╭──

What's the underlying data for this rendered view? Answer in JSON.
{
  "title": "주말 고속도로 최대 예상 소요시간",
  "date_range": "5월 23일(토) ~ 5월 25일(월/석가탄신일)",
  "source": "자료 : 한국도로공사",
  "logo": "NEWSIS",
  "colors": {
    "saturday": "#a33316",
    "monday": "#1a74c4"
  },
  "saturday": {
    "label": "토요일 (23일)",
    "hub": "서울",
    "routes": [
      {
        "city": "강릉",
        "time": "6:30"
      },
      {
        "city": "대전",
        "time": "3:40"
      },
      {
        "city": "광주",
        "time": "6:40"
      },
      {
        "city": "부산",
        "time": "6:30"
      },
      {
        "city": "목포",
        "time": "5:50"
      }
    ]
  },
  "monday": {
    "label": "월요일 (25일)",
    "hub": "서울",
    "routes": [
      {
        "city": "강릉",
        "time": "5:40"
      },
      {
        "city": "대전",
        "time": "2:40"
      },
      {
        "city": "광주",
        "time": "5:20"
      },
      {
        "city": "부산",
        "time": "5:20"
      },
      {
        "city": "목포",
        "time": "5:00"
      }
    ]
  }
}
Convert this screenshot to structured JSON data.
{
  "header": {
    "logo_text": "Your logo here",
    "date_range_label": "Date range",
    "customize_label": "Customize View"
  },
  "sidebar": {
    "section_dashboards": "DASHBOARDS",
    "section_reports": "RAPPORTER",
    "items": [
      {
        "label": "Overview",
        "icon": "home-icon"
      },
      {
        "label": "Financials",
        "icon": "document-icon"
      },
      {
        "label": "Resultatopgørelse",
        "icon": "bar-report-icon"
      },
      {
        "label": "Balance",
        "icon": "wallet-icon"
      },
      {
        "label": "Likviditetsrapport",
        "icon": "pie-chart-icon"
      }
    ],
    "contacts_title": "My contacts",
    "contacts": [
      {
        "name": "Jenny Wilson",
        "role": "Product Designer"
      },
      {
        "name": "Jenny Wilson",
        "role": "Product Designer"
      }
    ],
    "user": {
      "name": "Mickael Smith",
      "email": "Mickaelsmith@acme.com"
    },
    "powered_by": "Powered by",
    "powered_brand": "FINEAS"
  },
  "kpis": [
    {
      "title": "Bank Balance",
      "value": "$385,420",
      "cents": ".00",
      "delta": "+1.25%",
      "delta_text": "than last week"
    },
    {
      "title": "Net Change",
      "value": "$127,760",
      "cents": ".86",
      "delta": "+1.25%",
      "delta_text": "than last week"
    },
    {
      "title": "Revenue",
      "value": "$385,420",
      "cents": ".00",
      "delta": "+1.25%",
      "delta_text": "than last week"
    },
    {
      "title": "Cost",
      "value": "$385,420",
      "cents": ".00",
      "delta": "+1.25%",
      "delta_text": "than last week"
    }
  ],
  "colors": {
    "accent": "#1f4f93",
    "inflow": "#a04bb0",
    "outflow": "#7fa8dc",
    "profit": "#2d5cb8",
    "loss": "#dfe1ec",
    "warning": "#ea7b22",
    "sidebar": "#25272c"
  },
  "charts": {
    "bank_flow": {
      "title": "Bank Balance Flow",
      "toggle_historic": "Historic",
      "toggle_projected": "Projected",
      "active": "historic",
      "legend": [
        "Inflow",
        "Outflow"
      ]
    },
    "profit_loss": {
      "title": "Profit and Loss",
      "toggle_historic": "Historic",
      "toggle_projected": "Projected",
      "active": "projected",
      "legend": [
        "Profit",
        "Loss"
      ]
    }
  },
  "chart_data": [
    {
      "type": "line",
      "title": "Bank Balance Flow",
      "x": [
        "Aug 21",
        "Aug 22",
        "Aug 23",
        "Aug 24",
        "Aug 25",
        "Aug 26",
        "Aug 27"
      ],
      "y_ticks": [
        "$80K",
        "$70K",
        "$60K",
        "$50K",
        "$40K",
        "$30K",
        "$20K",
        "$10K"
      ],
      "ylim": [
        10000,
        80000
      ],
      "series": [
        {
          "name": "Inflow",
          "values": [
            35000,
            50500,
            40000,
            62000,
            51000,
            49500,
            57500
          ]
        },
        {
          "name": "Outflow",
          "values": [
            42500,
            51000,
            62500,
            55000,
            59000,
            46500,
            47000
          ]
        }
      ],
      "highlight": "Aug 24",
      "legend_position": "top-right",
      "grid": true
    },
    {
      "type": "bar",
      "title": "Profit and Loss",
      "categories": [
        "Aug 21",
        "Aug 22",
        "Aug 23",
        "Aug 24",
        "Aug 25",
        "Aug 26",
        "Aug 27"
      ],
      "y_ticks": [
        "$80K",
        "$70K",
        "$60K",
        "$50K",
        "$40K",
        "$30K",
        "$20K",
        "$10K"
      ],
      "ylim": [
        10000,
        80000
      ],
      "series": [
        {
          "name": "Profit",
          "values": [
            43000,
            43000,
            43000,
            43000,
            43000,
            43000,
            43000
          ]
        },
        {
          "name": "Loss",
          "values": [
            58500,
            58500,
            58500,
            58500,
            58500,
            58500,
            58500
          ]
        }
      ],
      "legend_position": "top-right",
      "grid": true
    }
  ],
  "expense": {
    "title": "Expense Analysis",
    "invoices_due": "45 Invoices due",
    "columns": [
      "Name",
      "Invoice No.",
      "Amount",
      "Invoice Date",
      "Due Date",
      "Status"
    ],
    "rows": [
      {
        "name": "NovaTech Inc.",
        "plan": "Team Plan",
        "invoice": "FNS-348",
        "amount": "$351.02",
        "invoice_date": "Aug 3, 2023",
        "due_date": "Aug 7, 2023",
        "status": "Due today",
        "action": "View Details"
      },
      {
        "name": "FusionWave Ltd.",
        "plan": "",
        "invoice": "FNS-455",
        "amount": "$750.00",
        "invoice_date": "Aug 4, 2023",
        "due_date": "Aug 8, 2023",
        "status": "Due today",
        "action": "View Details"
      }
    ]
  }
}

╰──

Copy out each record, keeping every word as it is.

What's the underlying data for this rendered view? Answer in JSON.
{
  "title": "주말 고속도로 최대 예상 소요시간",
  "date_range": "5월 23일(토) ~ 5월 25일(월/석가탄신일)",
  "source": "자료 : 한국도로공사",
  "logo": "NEWSIS",
  "colors": {
    "saturday": "#a33316",
    "monday": "#1a74c4"
  },
  "saturday": {
    "label": "토요일 (23일)",
    "hub": "서울",
    "routes": [
      {
        "city": "강릉",
        "time": "6:30"
      },
      {
        "city": "대전",
        "time": "3:40"
      },
      {
        "city": "광주",
        "time": "6:40"
      },
      {
        "city": "부산",
        "time": "6:30"
      },
      {
        "city": "목포",
        "time": "5:50"
      }
    ]
  },
  "monday": {
    "label": "월요일 (25일)",
    "hub": "서울",
    "routes": [
      {
        "city": "강릉",
        "time": "5:40"
      },
      {
        "city": "대전",
        "time": "2:40"
      },
      {
        "city": "광주",
        "time": "5:20"
      },
      {
        "city": "부산",
        "time": "5:20"
      },
      {
        "city": "목포",
        "time": "5:00"
      }
    ]
  }
}
Convert this screenshot to structured JSON data.
{
  "header": {
    "logo_text": "Your logo here",
    "date_range_label": "Date range",
    "customize_label": "Customize View"
  },
  "sidebar": {
    "section_dashboards": "DASHBOARDS",
    "section_reports": "RAPPORTER",
    "items": [
      {
        "label": "Overview",
        "icon": "home-icon"
      },
      {
        "label": "Financials",
        "icon": "document-icon"
      },
      {
        "label": "Resultatopgørelse",
        "icon": "bar-report-icon"
      },
      {
        "label": "Balance",
        "icon": "wallet-icon"
      },
      {
        "label": "Likviditetsrapport",
        "icon": "pie-chart-icon"
      }
    ],
    "contacts_title": "My contacts",
    "contacts": [
      {
        "name": "Jenny Wilson",
        "role": "Product Designer"
      },
      {
        "name": "Jenny Wilson",
        "role": "Product Designer"
      }
    ],
    "user": {
      "name": "Mickael Smith",
      "email": "Mickaelsmith@acme.com"
    },
    "powered_by": "Powered by",
    "powered_brand": "FINEAS"
  },
  "kpis": [
    {
      "title": "Bank Balance",
      "value": "$385,420",
      "cents": ".00",
      "delta": "+1.25%",
      "delta_text": "than last week"
    },
    {
      "title": "Net Change",
      "value": "$127,760",
      "cents": ".86",
      "delta": "+1.25%",
      "delta_text": "than last week"
    },
    {
      "title": "Revenue",
      "value": "$385,420",
      "cents": ".00",
      "delta": "+1.25%",
      "delta_text": "than last week"
    },
    {
      "title": "Cost",
      "value": "$385,420",
      "cents": ".00",
      "delta": "+1.25%",
      "delta_text": "than last week"
    }
  ],
  "colors": {
    "accent": "#1f4f93",
    "inflow": "#a04bb0",
    "outflow": "#7fa8dc",
    "profit": "#2d5cb8",
    "loss": "#dfe1ec",
    "warning": "#ea7b22",
    "sidebar": "#25272c"
  },
  "charts": {
    "bank_flow": {
      "title": "Bank Balance Flow",
      "toggle_historic": "Historic",
      "toggle_projected": "Projected",
      "active": "historic",
      "legend": [
        "Inflow",
        "Outflow"
      ]
    },
    "profit_loss": {
      "title": "Profit and Loss",
      "toggle_historic": "Historic",
      "toggle_projected": "Projected",
      "active": "projected",
      "legend": [
        "Profit",
        "Loss"
      ]
    }
  },
  "chart_data": [
    {
      "type": "line",
      "title": "Bank Balance Flow",
      "x": [
        "Aug 21",
        "Aug 22",
        "Aug 23",
        "Aug 24",
        "Aug 25",
        "Aug 26",
        "Aug 27"
      ],
      "y_ticks": [
        "$80K",
        "$70K",
        "$60K",
        "$50K",
        "$40K",
        "$30K",
        "$20K",
        "$10K"
      ],
      "ylim": [
        10000,
        80000
      ],
      "series": [
        {
          "name": "Inflow",
          "values": [
            35000,
            50500,
            40000,
            62000,
            51000,
            49500,
            57500
          ]
        },
        {
          "name": "Outflow",
          "values": [
            42500,
            51000,
            62500,
            55000,
            59000,
            46500,
            47000
          ]
        }
      ],
      "highlight": "Aug 24",
      "legend_position": "top-right",
      "grid": true
    },
    {
      "type": "bar",
      "title": "Profit and Loss",
      "categories": [
        "Aug 21",
        "Aug 22",
        "Aug 23",
        "Aug 24",
        "Aug 25",
        "Aug 26",
        "Aug 27"
      ],
      "y_ticks": [
        "$80K",
        "$70K",
        "$60K",
        "$50K",
        "$40K",
        "$30K",
        "$20K",
        "$10K"
      ],
      "ylim": [
        10000,
        80000
      ],
      "series": [
        {
          "name": "Profit",
          "values": [
            43000,
            43000,
            43000,
            43000,
            43000,
            43000,
            43000
          ]
        },
        {
          "name": "Loss",
          "values": [
            58500,
            58500,
            58500,
            58500,
            58500,
            58500,
            58500
          ]
        }
      ],
      "legend_position": "top-right",
      "grid": true
    }
  ],
  "expense": {
    "title": "Expense Analysis",
    "invoices_due": "45 Invoices due",
    "columns": [
      "Name",
      "Invoice No.",
      "Amount",
      "Invoice Date",
      "Due Date",
      "Status"
    ],
    "rows": [
      {
        "name": "NovaTech Inc.",
        "plan": "Team Plan",
        "invoice": "FNS-348",
        "amount": "$351.02",
        "invoice_date": "Aug 3, 2023",
        "due_date": "Aug 7, 2023",
        "status": "Due today",
        "action": "View Details"
      },
      {
        "name": "FusionWave Ltd.",
        "plan": "",
        "invoice": "FNS-455",
        "amount": "$750.00",
        "invoice_date": "Aug 4, 2023",
        "due_date": "Aug 8, 2023",
        "status": "Due today",
        "action": "View Details"
      }
    ]
  }
}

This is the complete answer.